Prompt
Show every line that has the string "Type" in it.
====== Extracted data
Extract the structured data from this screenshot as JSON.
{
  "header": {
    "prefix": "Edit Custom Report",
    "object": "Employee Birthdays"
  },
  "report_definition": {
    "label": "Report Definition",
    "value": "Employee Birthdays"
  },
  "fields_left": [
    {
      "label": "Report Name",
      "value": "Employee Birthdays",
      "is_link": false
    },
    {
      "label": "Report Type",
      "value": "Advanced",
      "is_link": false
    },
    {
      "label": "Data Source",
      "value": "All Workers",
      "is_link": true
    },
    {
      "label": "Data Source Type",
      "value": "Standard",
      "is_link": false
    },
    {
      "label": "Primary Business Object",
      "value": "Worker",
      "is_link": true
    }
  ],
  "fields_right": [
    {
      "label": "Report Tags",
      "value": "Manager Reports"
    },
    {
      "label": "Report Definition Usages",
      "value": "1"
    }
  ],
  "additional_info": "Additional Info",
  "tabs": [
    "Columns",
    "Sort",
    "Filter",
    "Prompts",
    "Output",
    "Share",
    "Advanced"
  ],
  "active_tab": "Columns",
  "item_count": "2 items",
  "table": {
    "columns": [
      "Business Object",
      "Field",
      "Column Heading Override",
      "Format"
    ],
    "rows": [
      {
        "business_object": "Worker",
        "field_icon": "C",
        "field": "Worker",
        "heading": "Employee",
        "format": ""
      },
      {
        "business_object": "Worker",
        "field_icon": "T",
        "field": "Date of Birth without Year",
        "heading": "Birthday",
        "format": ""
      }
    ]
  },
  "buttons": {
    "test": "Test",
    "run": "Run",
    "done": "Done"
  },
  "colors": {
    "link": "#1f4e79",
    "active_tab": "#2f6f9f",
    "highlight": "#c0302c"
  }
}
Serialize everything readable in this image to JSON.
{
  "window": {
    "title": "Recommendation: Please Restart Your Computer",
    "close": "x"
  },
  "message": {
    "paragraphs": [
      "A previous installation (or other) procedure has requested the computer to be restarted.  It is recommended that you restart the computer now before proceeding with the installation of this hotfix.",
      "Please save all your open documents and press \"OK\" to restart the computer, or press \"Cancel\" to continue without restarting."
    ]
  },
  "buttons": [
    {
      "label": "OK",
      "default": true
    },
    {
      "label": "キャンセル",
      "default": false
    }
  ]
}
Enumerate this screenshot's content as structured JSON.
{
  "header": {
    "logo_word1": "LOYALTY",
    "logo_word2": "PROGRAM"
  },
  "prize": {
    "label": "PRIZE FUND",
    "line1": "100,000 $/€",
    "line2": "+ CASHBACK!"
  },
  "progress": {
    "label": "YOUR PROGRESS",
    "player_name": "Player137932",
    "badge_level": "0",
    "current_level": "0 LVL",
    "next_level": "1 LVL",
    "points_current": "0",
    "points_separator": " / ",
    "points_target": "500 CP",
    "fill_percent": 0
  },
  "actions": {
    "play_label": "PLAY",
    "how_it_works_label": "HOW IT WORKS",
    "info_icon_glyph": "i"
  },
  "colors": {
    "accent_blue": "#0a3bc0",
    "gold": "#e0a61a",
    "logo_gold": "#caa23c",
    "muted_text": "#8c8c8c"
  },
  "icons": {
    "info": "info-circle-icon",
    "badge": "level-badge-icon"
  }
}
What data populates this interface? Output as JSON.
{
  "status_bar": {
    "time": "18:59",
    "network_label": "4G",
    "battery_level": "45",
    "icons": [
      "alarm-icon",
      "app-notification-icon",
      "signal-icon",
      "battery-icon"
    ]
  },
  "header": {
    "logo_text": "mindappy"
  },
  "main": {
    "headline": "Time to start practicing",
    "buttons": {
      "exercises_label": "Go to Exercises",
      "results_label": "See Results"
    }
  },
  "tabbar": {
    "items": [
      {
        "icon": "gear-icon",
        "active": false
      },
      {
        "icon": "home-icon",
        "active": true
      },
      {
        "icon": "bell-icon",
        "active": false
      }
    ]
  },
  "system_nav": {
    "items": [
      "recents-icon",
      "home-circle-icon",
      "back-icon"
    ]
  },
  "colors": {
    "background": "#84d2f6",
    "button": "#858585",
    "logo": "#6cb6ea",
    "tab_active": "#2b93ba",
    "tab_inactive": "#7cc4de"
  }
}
============
Task response
      "label": "Report Type",
      "label": "Data Source Type",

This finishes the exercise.